— START OF RECORD SET —

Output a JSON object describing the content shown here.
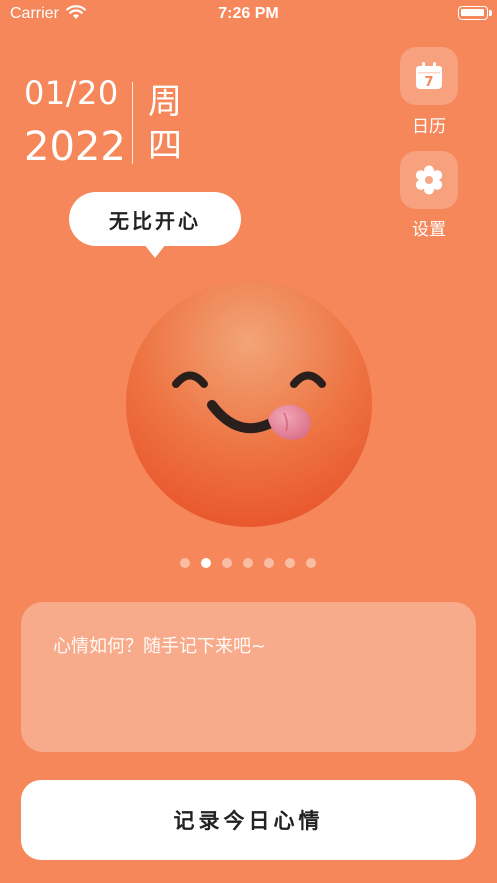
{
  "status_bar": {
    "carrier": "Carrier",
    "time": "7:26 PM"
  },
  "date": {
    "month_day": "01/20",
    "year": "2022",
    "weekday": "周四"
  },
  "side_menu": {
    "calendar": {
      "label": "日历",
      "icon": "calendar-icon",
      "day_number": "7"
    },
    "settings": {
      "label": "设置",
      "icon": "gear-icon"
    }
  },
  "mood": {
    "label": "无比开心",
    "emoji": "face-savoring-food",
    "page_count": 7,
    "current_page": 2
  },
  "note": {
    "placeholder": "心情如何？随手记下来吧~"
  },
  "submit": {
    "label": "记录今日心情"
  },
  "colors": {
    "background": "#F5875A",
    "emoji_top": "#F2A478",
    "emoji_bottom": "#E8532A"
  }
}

— END OF RECORD SET —

### EXERCISE DETAILS
Without including the pictures, return each record above exactly as it stands.

### TASK SOLUTION
Output a JSON object describing the content shown here.
{
  "status_bar": {
    "carrier": "Carrier",
    "time": "7:26 PM"
  },
  "date": {
    "month_day": "01/20",
    "year": "2022",
    "weekday": "周四"
  },
  "side_menu": {
    "calendar": {
      "label": "日历",
      "icon": "calendar-icon",
      "day_number": "7"
    },
    "settings": {
      "label": "设置",
      "icon": "gear-icon"
    }
  },
  "mood": {
    "label": "无比开心",
    "emoji": "face-savoring-food",
    "page_count": 7,
    "current_page": 2
  },
  "note": {
    "placeholder": "心情如何？随手记下来吧~"
  },
  "submit": {
    "label": "记录今日心情"
  },
  "colors": {
    "background": "#F5875A",
    "emoji_top": "#F2A478",
    "emoji_bottom": "#E8532A"
  }
}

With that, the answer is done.